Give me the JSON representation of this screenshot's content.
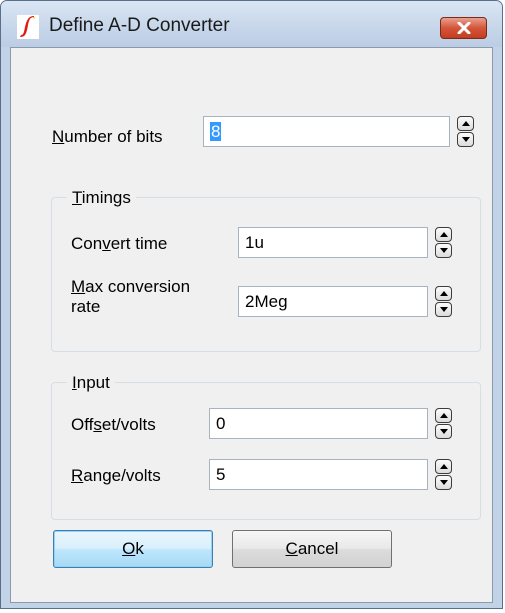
{
  "window": {
    "title": "Define A-D Converter",
    "close_icon": "close-icon"
  },
  "bits": {
    "label_underline": "N",
    "label_rest": "umber of bits",
    "value": "8"
  },
  "timings": {
    "group_title_underline": "T",
    "group_title_rest": "imings",
    "convert_time": {
      "label_pre": "Con",
      "label_underline": "v",
      "label_post": "ert time",
      "value": "1u"
    },
    "max_rate": {
      "label_underline": "M",
      "label_line1_rest": "ax conversion",
      "label_line2": "rate",
      "value": "2Meg"
    }
  },
  "input": {
    "group_title_underline": "I",
    "group_title_rest": "nput",
    "offset": {
      "label_pre": "Off",
      "label_underline": "s",
      "label_post": "et/volts",
      "value": "0"
    },
    "range": {
      "label_underline": "R",
      "label_rest": "ange/volts",
      "value": "5"
    }
  },
  "buttons": {
    "ok_underline": "O",
    "ok_rest": "k",
    "cancel_underline": "C",
    "cancel_rest": "ancel"
  },
  "colors": {
    "frame": "#c2d3e8",
    "client": "#f0f0f0",
    "close_red": "#d5553a",
    "default_button": "#bee6fd"
  }
}
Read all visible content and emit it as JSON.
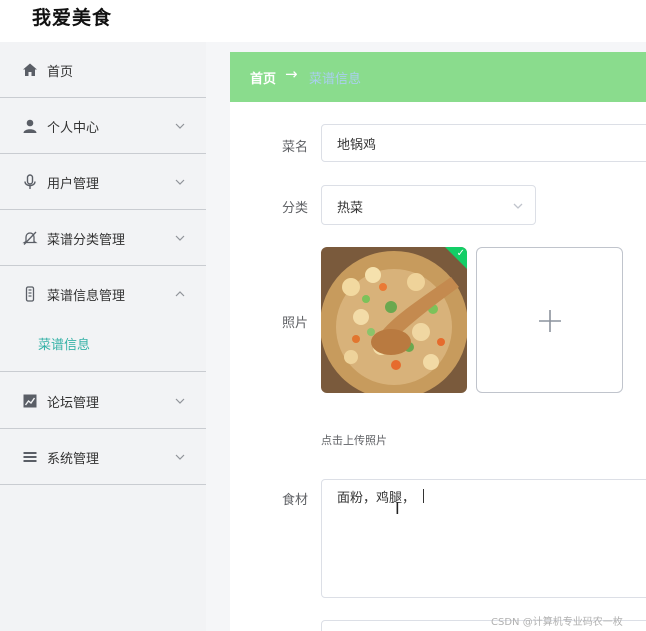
{
  "app": {
    "title": "我爱美食"
  },
  "sidebar": {
    "items": [
      {
        "label": "首页",
        "icon": "home-icon"
      },
      {
        "label": "个人中心",
        "icon": "user-icon"
      },
      {
        "label": "用户管理",
        "icon": "microphone-icon"
      },
      {
        "label": "菜谱分类管理",
        "icon": "bell-off-icon"
      },
      {
        "label": "菜谱信息管理",
        "icon": "phone-icon",
        "expanded": true
      },
      {
        "label": "论坛管理",
        "icon": "chart-icon"
      },
      {
        "label": "系统管理",
        "icon": "list-icon"
      }
    ],
    "submenu": {
      "label": "菜谱信息"
    }
  },
  "breadcrumb": {
    "home": "首页",
    "separator": "→",
    "current": "菜谱信息"
  },
  "form": {
    "name": {
      "label": "菜名",
      "value": "地锅鸡"
    },
    "category": {
      "label": "分类",
      "value": "热菜"
    },
    "photo": {
      "label": "照片",
      "upload_hint": "点击上传照片"
    },
    "ingredients": {
      "label": "食材",
      "value": "面粉，鸡腿，"
    }
  },
  "watermark": "CSDN @计算机专业码农一枚",
  "colors": {
    "breadcrumb_bg": "#8adc8d",
    "active_submenu": "#36b2a7",
    "success": "#13ce66"
  }
}
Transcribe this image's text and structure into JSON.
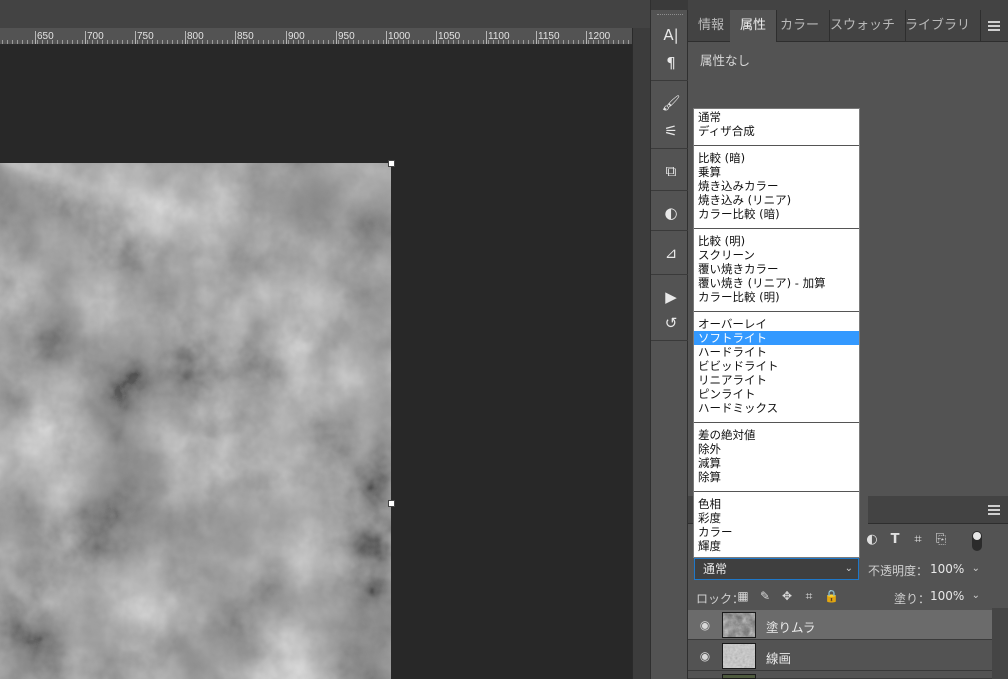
{
  "ruler": {
    "labels": [
      "650",
      "700",
      "750",
      "800",
      "850",
      "900",
      "950",
      "1000",
      "1050",
      "1100",
      "1150",
      "1200"
    ]
  },
  "toolstrip": {
    "tools": [
      {
        "name": "character-icon",
        "glyph": "A|"
      },
      {
        "name": "paragraph-icon",
        "glyph": "¶"
      },
      {
        "name": "brushes-icon",
        "glyph": "🖌"
      },
      {
        "name": "brush-settings-icon",
        "glyph": "⚟"
      },
      {
        "name": "clone-source-icon",
        "glyph": "⧉"
      },
      {
        "name": "adjustments-icon",
        "glyph": "◐"
      },
      {
        "name": "paths-icon",
        "glyph": "⊿"
      },
      {
        "name": "play-actions-icon",
        "glyph": "▶"
      },
      {
        "name": "history-icon",
        "glyph": "↺"
      }
    ]
  },
  "panel": {
    "tabs": [
      "情報",
      "属性",
      "カラー",
      "スウォッチ",
      "ライブラリ"
    ],
    "active_tab": "属性",
    "properties_text": "属性なし"
  },
  "blend_menu": {
    "groups": [
      [
        "通常",
        "ディザ合成"
      ],
      [
        "比較 (暗)",
        "乗算",
        "焼き込みカラー",
        "焼き込み (リニア)",
        "カラー比較 (暗)"
      ],
      [
        "比較 (明)",
        "スクリーン",
        "覆い焼きカラー",
        "覆い焼き (リニア) - 加算",
        "カラー比較 (明)"
      ],
      [
        "オーバーレイ",
        "ソフトライト",
        "ハードライト",
        "ビビッドライト",
        "リニアライト",
        "ピンライト",
        "ハードミックス"
      ],
      [
        "差の絶対値",
        "除外",
        "減算",
        "除算"
      ],
      [
        "色相",
        "彩度",
        "カラー",
        "輝度"
      ]
    ],
    "highlighted": "ソフトライト"
  },
  "layers": {
    "blend_mode": "通常",
    "opacity_label": "不透明度：",
    "opacity_value": "100%",
    "lock_label": "ロック：",
    "fill_label": "塗り：",
    "fill_value": "100%",
    "items": [
      {
        "name": "塗りムラ",
        "selected": true
      },
      {
        "name": "線画",
        "selected": false
      }
    ]
  }
}
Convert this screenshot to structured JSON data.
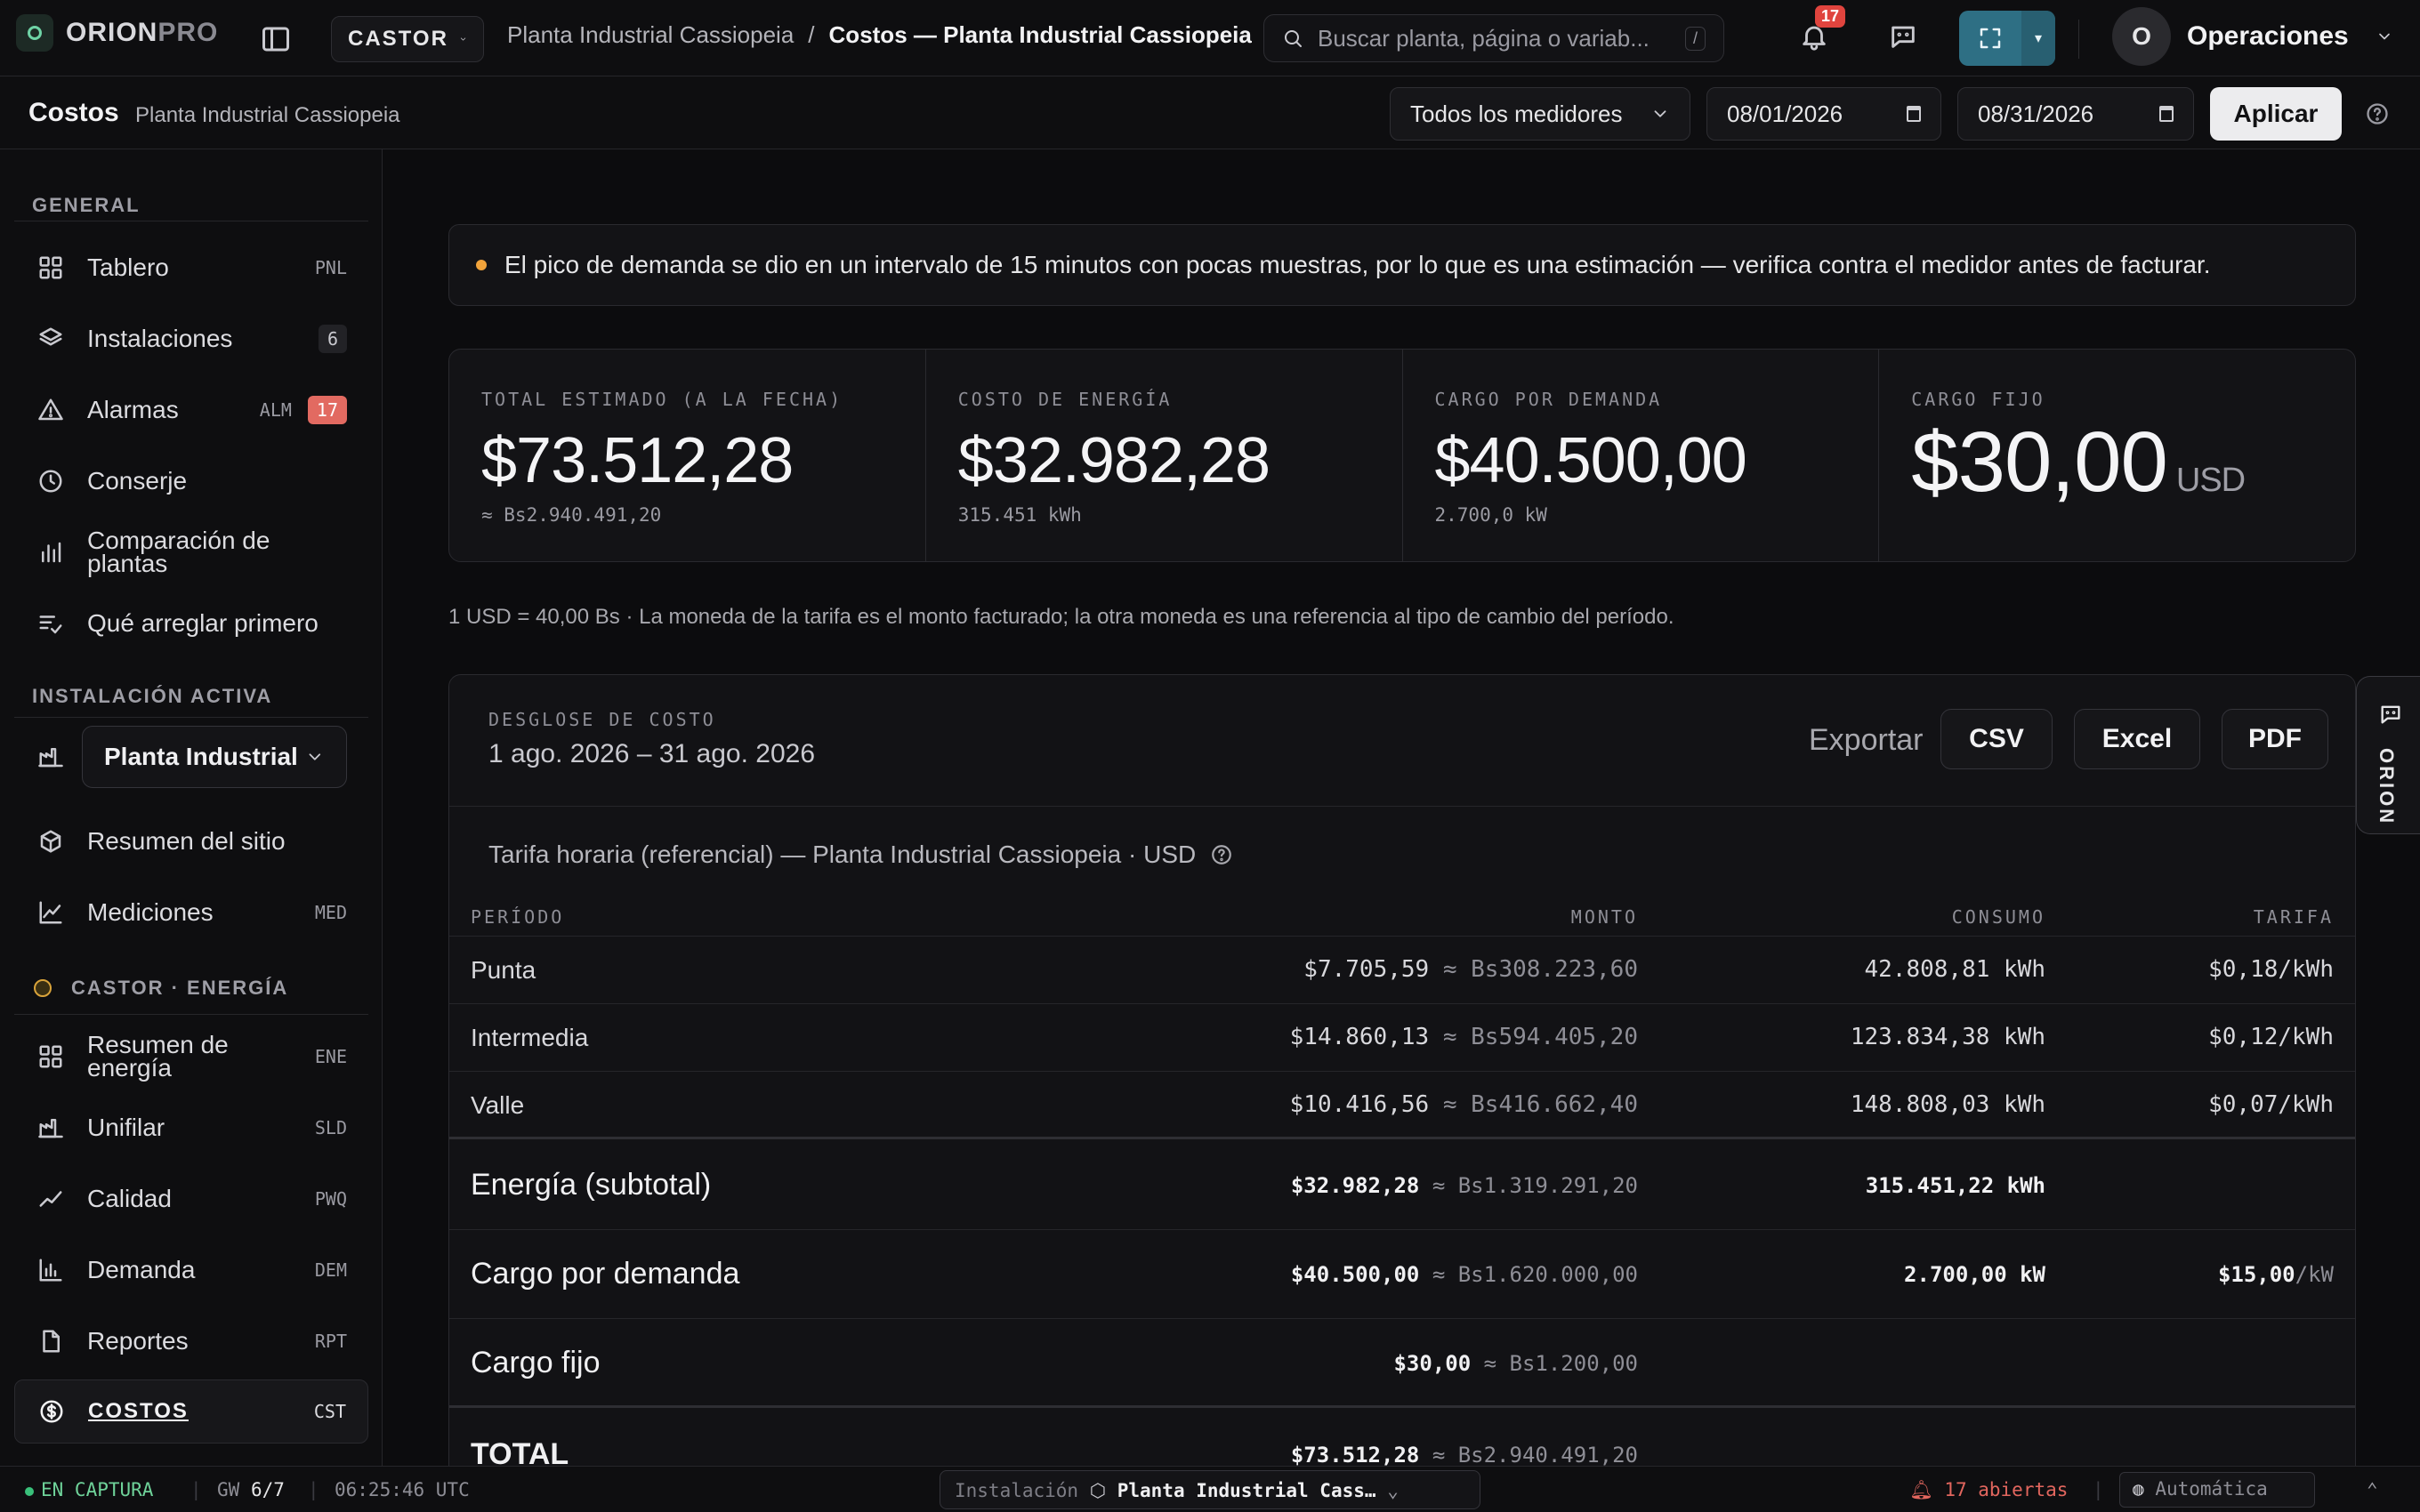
{
  "app": {
    "brand_a": "ORION",
    "brand_b": "PRO",
    "org": "CASTOR",
    "breadcrumb": {
      "parent": "Planta Industrial Cassiopeia",
      "sep": "/",
      "current": "Costos — Planta Industrial Cassiopeia"
    },
    "search": {
      "placeholder": "Buscar planta, página o variab...",
      "shortcut": "/"
    },
    "notifications": "17",
    "user": {
      "initial": "O",
      "name": "Operaciones"
    }
  },
  "subheader": {
    "title": "Costos",
    "site": "Planta Industrial Cassiopeia",
    "meter": "Todos los medidores",
    "date_from": "08/01/2026",
    "date_to": "08/31/2026",
    "apply": "Aplicar"
  },
  "sidebar": {
    "section_general": "GENERAL",
    "general": [
      {
        "label": "Tablero",
        "kbd": "PNL",
        "icon": "grid-icon"
      },
      {
        "label": "Instalaciones",
        "count": "6",
        "icon": "layers-icon"
      },
      {
        "label": "Alarmas",
        "kbd": "ALM",
        "badge": "17",
        "icon": "warning-icon"
      },
      {
        "label": "Conserje",
        "icon": "clock-icon"
      },
      {
        "label": "Comparación de plantas",
        "icon": "bar-chart-icon"
      },
      {
        "label": "Qué arreglar primero",
        "icon": "checklist-icon"
      }
    ],
    "section_active": "INSTALACIÓN ACTIVA",
    "plant_select": "Planta Industrial Cassiopeia",
    "active": [
      {
        "label": "Resumen del sitio",
        "icon": "cube-icon"
      },
      {
        "label": "Mediciones",
        "kbd": "MED",
        "icon": "line-chart-icon"
      }
    ],
    "section_energy": "CASTOR · ENERGÍA",
    "energy": [
      {
        "label": "Resumen de energía",
        "kbd": "ENE",
        "icon": "grid-icon"
      },
      {
        "label": "Unifilar",
        "kbd": "SLD",
        "icon": "factory-icon"
      },
      {
        "label": "Calidad",
        "kbd": "PWQ",
        "icon": "trend-icon"
      },
      {
        "label": "Demanda",
        "kbd": "DEM",
        "icon": "bar-chart-icon"
      },
      {
        "label": "Reportes",
        "kbd": "RPT",
        "icon": "document-icon"
      },
      {
        "label": "Costos",
        "kbd": "CST",
        "icon": "dollar-icon"
      }
    ]
  },
  "alert": "El pico de demanda se dio en un intervalo de 15 minutos con pocas muestras, por lo que es una estimación — verifica contra el medidor antes de facturar.",
  "kpis": [
    {
      "label": "TOTAL ESTIMADO (A LA FECHA)",
      "value": "$73.512,28",
      "sub": "≈ Bs2.940.491,20"
    },
    {
      "label": "COSTO DE ENERGÍA",
      "value": "$32.982,28",
      "sub": "315.451 kWh"
    },
    {
      "label": "CARGO POR DEMANDA",
      "value": "$40.500,00",
      "sub": "2.700,0 kW"
    },
    {
      "label": "CARGO FIJO",
      "value": "$30,00",
      "unit": "USD"
    }
  ],
  "fx_note": "1 USD = 40,00 Bs · La moneda de la tarifa es el monto facturado; la otra moneda es una referencia al tipo de cambio del período.",
  "breakdown": {
    "kicker": "DESGLOSE DE COSTO",
    "range": "1 ago. 2026 – 31 ago. 2026",
    "export_label": "Exportar",
    "csv": "CSV",
    "excel": "Excel",
    "pdf": "PDF",
    "tariff": "Tarifa horaria (referencial) — Planta Industrial Cassiopeia · USD",
    "columns": {
      "period": "PERÍODO",
      "amount": "MONTO",
      "consumption": "CONSUMO",
      "rate": "TARIFA"
    },
    "rows": [
      {
        "period": "Punta",
        "amount": "$7.705,59",
        "alt": "≈ Bs308.223,60",
        "consumption": "42.808,81 kWh",
        "rate": "$0,18/kWh"
      },
      {
        "period": "Intermedia",
        "amount": "$14.860,13",
        "alt": "≈ Bs594.405,20",
        "consumption": "123.834,38 kWh",
        "rate": "$0,12/kWh"
      },
      {
        "period": "Valle",
        "amount": "$10.416,56",
        "alt": "≈ Bs416.662,40",
        "consumption": "148.808,03 kWh",
        "rate": "$0,07/kWh"
      }
    ],
    "subtotal": {
      "period": "Energía (subtotal)",
      "amount": "$32.982,28",
      "alt": "≈ Bs1.319.291,20",
      "consumption": "315.451,22 kWh"
    },
    "demand": {
      "period": "Cargo por demanda",
      "amount": "$40.500,00",
      "alt": "≈ Bs1.620.000,00",
      "consumption": "2.700,00 kW",
      "rate": "$15,00",
      "rate_unit": "/kW"
    },
    "fixed": {
      "period": "Cargo fijo",
      "amount": "$30,00",
      "alt": "≈ Bs1.200,00"
    },
    "total": {
      "period": "TOTAL",
      "amount": "$73.512,28",
      "alt": "≈ Bs2.940.491,20"
    }
  },
  "side_tab": "ORION",
  "status": {
    "live": "EN CAPTURA",
    "gw_label": "GW",
    "gw": "6/7",
    "time": "06:25:46 UTC",
    "inst_label": "Instalación",
    "inst_value": "Planta Industrial Cass…",
    "open": "17 abiertas",
    "auto": "Automática"
  }
}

[INSTRUCTIONS TO FOLLOW]
From the entries above, return each line with the word "chart" in it.

[PROBLEM SOLUTION]
        "icon": "chart-icon"
        "icon": "bar-chart-icon"
        "icon": "line-chart-icon"
        "icon": "bar-chart-icon"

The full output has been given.